> Brief
Output all entries verbatim. Skip pictures.

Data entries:
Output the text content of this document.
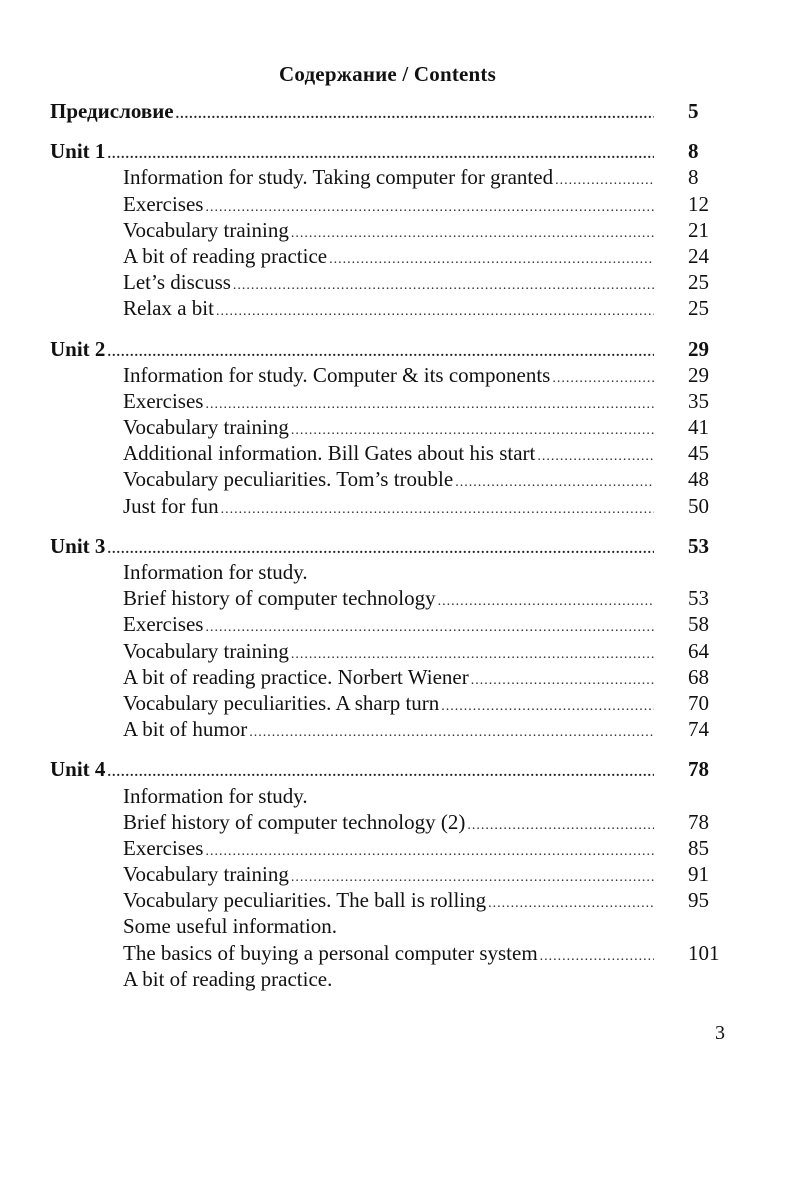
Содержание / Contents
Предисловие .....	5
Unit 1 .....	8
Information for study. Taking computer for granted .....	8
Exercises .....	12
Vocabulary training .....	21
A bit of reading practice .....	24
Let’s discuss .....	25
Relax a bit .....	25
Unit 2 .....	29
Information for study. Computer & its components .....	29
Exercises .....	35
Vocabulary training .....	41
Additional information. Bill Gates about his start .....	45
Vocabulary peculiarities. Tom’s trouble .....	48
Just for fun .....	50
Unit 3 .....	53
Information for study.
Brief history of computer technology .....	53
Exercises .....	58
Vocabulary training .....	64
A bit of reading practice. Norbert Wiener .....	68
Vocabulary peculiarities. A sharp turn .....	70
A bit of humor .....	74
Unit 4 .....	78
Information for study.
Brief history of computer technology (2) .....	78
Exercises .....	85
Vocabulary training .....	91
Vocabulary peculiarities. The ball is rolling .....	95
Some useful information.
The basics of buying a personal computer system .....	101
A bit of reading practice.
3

> Result of the task
Output the text content of this document.
Содержание / Contents
Предисловие .....	5
Unit 1 .....	8
Information for study. Taking computer for granted .....	8
Exercises .....	12
Vocabulary training .....	21
A bit of reading practice .....	24
Let’s discuss .....	25
Relax a bit .....	25
Unit 2 .....	29
Information for study. Computer & its components .....	29
Exercises .....	35
Vocabulary training .....	41
Additional information. Bill Gates about his start .....	45
Vocabulary peculiarities. Tom’s trouble .....	48
Just for fun .....	50
Unit 3 .....	53
Information for study.
Brief history of computer technology .....	53
Exercises .....	58
Vocabulary training .....	64
A bit of reading practice. Norbert Wiener .....	68
Vocabulary peculiarities. A sharp turn .....	70
A bit of humor .....	74
Unit 4 .....	78
Information for study.
Brief history of computer technology (2) .....	78
Exercises .....	85
Vocabulary training .....	91
Vocabulary peculiarities. The ball is rolling .....	95
Some useful information.
The basics of buying a personal computer system .....	101
A bit of reading practice.
3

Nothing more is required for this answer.